━━ Supplied data
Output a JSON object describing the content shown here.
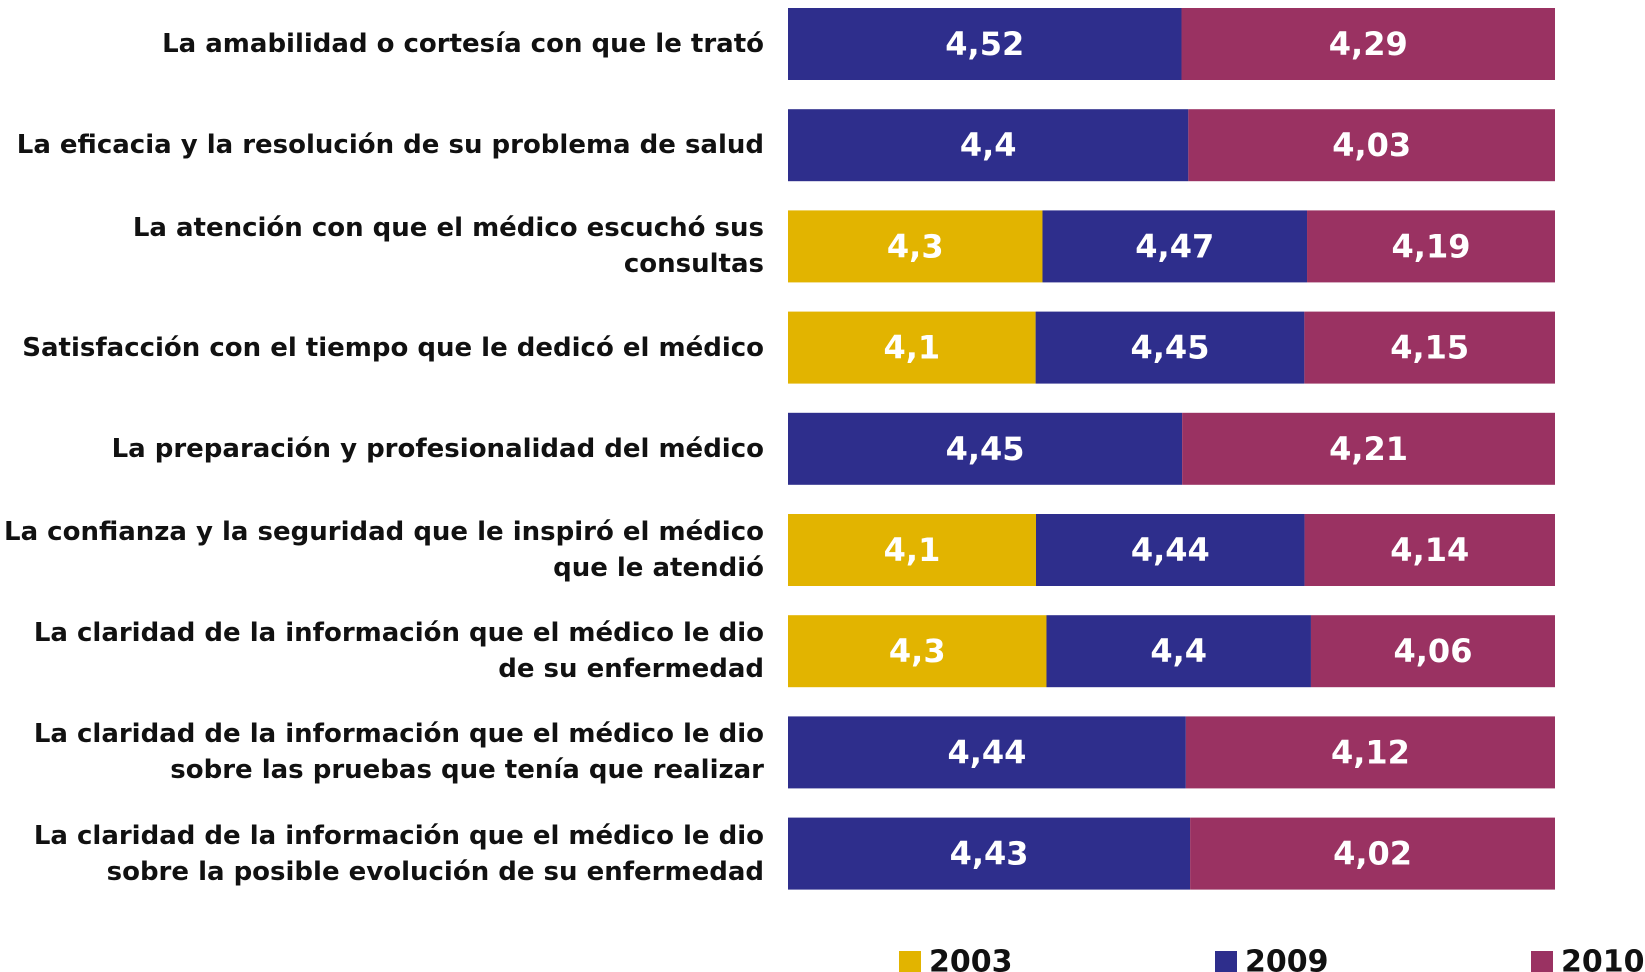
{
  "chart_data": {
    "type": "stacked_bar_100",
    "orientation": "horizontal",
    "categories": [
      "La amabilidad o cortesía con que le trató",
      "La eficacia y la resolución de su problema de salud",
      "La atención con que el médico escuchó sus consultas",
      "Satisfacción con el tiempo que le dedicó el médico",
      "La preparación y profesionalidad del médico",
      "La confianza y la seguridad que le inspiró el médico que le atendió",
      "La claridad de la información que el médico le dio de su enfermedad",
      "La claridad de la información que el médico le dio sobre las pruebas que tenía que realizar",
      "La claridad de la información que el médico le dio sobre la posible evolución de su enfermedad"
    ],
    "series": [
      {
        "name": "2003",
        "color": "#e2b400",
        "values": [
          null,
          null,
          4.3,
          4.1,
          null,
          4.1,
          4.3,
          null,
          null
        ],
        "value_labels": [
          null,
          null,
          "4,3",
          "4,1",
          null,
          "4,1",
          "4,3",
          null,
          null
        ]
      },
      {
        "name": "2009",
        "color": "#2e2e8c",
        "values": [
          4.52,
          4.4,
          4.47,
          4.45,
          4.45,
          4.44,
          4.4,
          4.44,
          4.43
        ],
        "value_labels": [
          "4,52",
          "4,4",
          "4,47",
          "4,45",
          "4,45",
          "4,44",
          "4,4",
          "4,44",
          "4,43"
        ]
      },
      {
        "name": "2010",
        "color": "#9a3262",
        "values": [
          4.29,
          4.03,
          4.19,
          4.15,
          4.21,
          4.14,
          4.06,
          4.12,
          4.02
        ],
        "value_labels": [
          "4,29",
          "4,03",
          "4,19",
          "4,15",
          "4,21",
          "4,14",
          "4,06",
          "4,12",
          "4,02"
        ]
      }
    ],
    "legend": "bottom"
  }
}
━━━━
= Required task =
From the records given above, reproduce all text exactly and exclude each picture.

= Reply to the exercise =
Output a JSON object describing the content shown here.
{
  "chart_data": {
    "type": "stacked_bar_100",
    "orientation": "horizontal",
    "categories": [
      "La amabilidad o cortesía con que le trató",
      "La eficacia y la resolución de su problema de salud",
      "La atención con que el médico escuchó sus consultas",
      "Satisfacción con el tiempo que le dedicó el médico",
      "La preparación y profesionalidad del médico",
      "La confianza y la seguridad que le inspiró el médico que le atendió",
      "La claridad de la información que el médico le dio de su enfermedad",
      "La claridad de la información que el médico le dio sobre las pruebas que tenía que realizar",
      "La claridad de la información que el médico le dio sobre la posible evolución de su enfermedad"
    ],
    "series": [
      {
        "name": "2003",
        "color": "#e2b400",
        "values": [
          null,
          null,
          4.3,
          4.1,
          null,
          4.1,
          4.3,
          null,
          null
        ],
        "value_labels": [
          null,
          null,
          "4,3",
          "4,1",
          null,
          "4,1",
          "4,3",
          null,
          null
        ]
      },
      {
        "name": "2009",
        "color": "#2e2e8c",
        "values": [
          4.52,
          4.4,
          4.47,
          4.45,
          4.45,
          4.44,
          4.4,
          4.44,
          4.43
        ],
        "value_labels": [
          "4,52",
          "4,4",
          "4,47",
          "4,45",
          "4,45",
          "4,44",
          "4,4",
          "4,44",
          "4,43"
        ]
      },
      {
        "name": "2010",
        "color": "#9a3262",
        "values": [
          4.29,
          4.03,
          4.19,
          4.15,
          4.21,
          4.14,
          4.06,
          4.12,
          4.02
        ],
        "value_labels": [
          "4,29",
          "4,03",
          "4,19",
          "4,15",
          "4,21",
          "4,14",
          "4,06",
          "4,12",
          "4,02"
        ]
      }
    ],
    "legend": "bottom"
  }
}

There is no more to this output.